**Your objective**
Write out each line that follows exactly as it stands, without the pictures.

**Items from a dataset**
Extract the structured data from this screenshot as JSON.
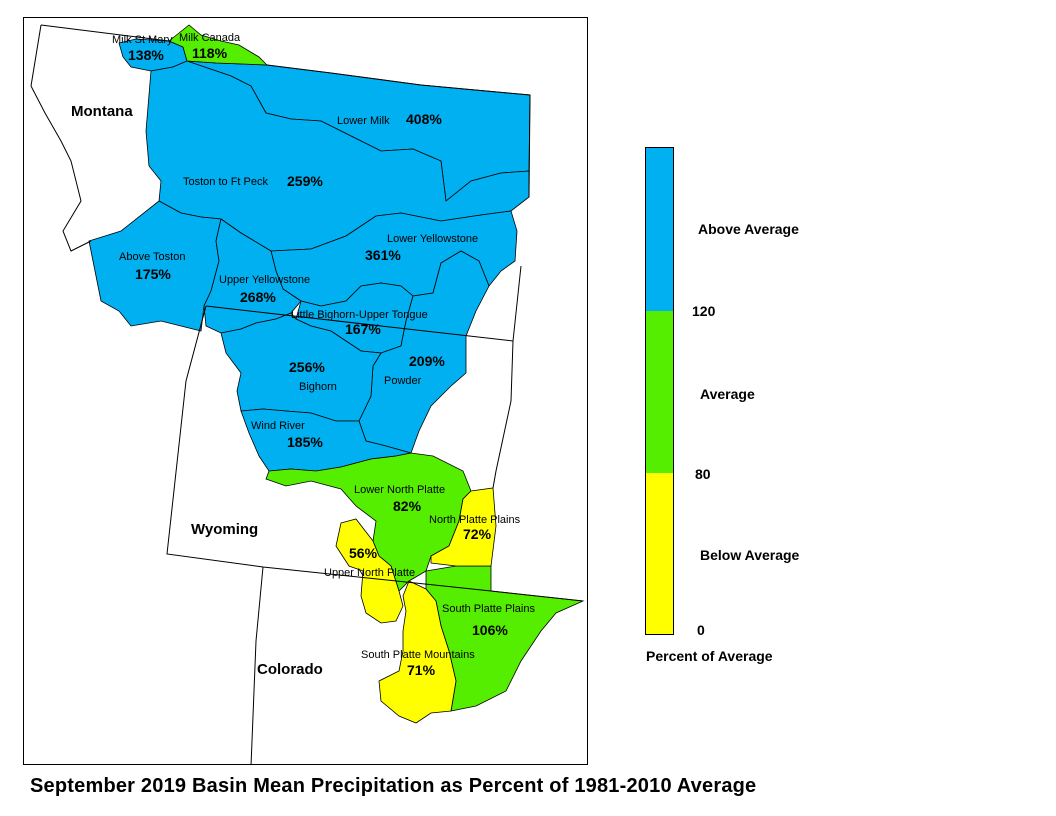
{
  "title": "September 2019 Basin Mean Precipitation as Percent of 1981-2010 Average",
  "colors": {
    "above": "#00b0f0",
    "average": "#55ee00",
    "below": "#ffff00"
  },
  "states": {
    "montana": "Montana",
    "wyoming": "Wyoming",
    "colorado": "Colorado"
  },
  "basins": {
    "milk_st_mary": {
      "name": "Milk St Mary",
      "pct": "138%",
      "category": "above"
    },
    "milk_canada": {
      "name": "Milk Canada",
      "pct": "118%",
      "category": "average"
    },
    "lower_milk": {
      "name": "Lower Milk",
      "pct": "408%",
      "category": "above"
    },
    "toston_to_ft_peck": {
      "name": "Toston to Ft Peck",
      "pct": "259%",
      "category": "above"
    },
    "above_toston": {
      "name": "Above Toston",
      "pct": "175%",
      "category": "above"
    },
    "lower_yellowstone": {
      "name": "Lower Yellowstone",
      "pct": "361%",
      "category": "above"
    },
    "upper_yellowstone": {
      "name": "Upper Yellowstone",
      "pct": "268%",
      "category": "above"
    },
    "little_bighorn_upper_tongue": {
      "name": "Little Bighorn-Upper Tongue",
      "pct": "167%",
      "category": "above"
    },
    "bighorn": {
      "name": "Bighorn",
      "pct": "256%",
      "category": "above"
    },
    "powder": {
      "name": "Powder",
      "pct": "209%",
      "category": "above"
    },
    "wind_river": {
      "name": "Wind River",
      "pct": "185%",
      "category": "above"
    },
    "lower_north_platte": {
      "name": "Lower North Platte",
      "pct": "82%",
      "category": "average"
    },
    "north_platte_plains": {
      "name": "North Platte Plains",
      "pct": "72%",
      "category": "below"
    },
    "upper_north_platte": {
      "name": "Upper North Platte",
      "pct": "56%",
      "category": "below"
    },
    "south_platte_plains": {
      "name": "South Platte Plains",
      "pct": "106%",
      "category": "average"
    },
    "south_platte_mountains": {
      "name": "South Platte Mountains",
      "pct": "71%",
      "category": "below"
    }
  },
  "legend": {
    "title": "Percent of Average",
    "categories": [
      {
        "label": "Above Average",
        "color": "#00b0f0",
        "range": [
          120,
          null
        ]
      },
      {
        "label": "Average",
        "color": "#55ee00",
        "range": [
          80,
          120
        ]
      },
      {
        "label": "Below Average",
        "color": "#ffff00",
        "range": [
          0,
          80
        ]
      }
    ],
    "breaks": [
      "120",
      "80",
      "0"
    ]
  }
}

**Full solution**
Extract the structured data from this screenshot as JSON.
{
  "title": "September 2019 Basin Mean Precipitation as Percent of 1981-2010 Average",
  "colors": {
    "above": "#00b0f0",
    "average": "#55ee00",
    "below": "#ffff00"
  },
  "states": {
    "montana": "Montana",
    "wyoming": "Wyoming",
    "colorado": "Colorado"
  },
  "basins": {
    "milk_st_mary": {
      "name": "Milk St Mary",
      "pct": "138%",
      "category": "above"
    },
    "milk_canada": {
      "name": "Milk Canada",
      "pct": "118%",
      "category": "average"
    },
    "lower_milk": {
      "name": "Lower Milk",
      "pct": "408%",
      "category": "above"
    },
    "toston_to_ft_peck": {
      "name": "Toston to Ft Peck",
      "pct": "259%",
      "category": "above"
    },
    "above_toston": {
      "name": "Above Toston",
      "pct": "175%",
      "category": "above"
    },
    "lower_yellowstone": {
      "name": "Lower Yellowstone",
      "pct": "361%",
      "category": "above"
    },
    "upper_yellowstone": {
      "name": "Upper Yellowstone",
      "pct": "268%",
      "category": "above"
    },
    "little_bighorn_upper_tongue": {
      "name": "Little Bighorn-Upper Tongue",
      "pct": "167%",
      "category": "above"
    },
    "bighorn": {
      "name": "Bighorn",
      "pct": "256%",
      "category": "above"
    },
    "powder": {
      "name": "Powder",
      "pct": "209%",
      "category": "above"
    },
    "wind_river": {
      "name": "Wind River",
      "pct": "185%",
      "category": "above"
    },
    "lower_north_platte": {
      "name": "Lower North Platte",
      "pct": "82%",
      "category": "average"
    },
    "north_platte_plains": {
      "name": "North Platte Plains",
      "pct": "72%",
      "category": "below"
    },
    "upper_north_platte": {
      "name": "Upper North Platte",
      "pct": "56%",
      "category": "below"
    },
    "south_platte_plains": {
      "name": "South Platte Plains",
      "pct": "106%",
      "category": "average"
    },
    "south_platte_mountains": {
      "name": "South Platte Mountains",
      "pct": "71%",
      "category": "below"
    }
  },
  "legend": {
    "title": "Percent of Average",
    "categories": [
      {
        "label": "Above Average",
        "color": "#00b0f0",
        "range": [
          120,
          null
        ]
      },
      {
        "label": "Average",
        "color": "#55ee00",
        "range": [
          80,
          120
        ]
      },
      {
        "label": "Below Average",
        "color": "#ffff00",
        "range": [
          0,
          80
        ]
      }
    ],
    "breaks": [
      "120",
      "80",
      "0"
    ]
  }
}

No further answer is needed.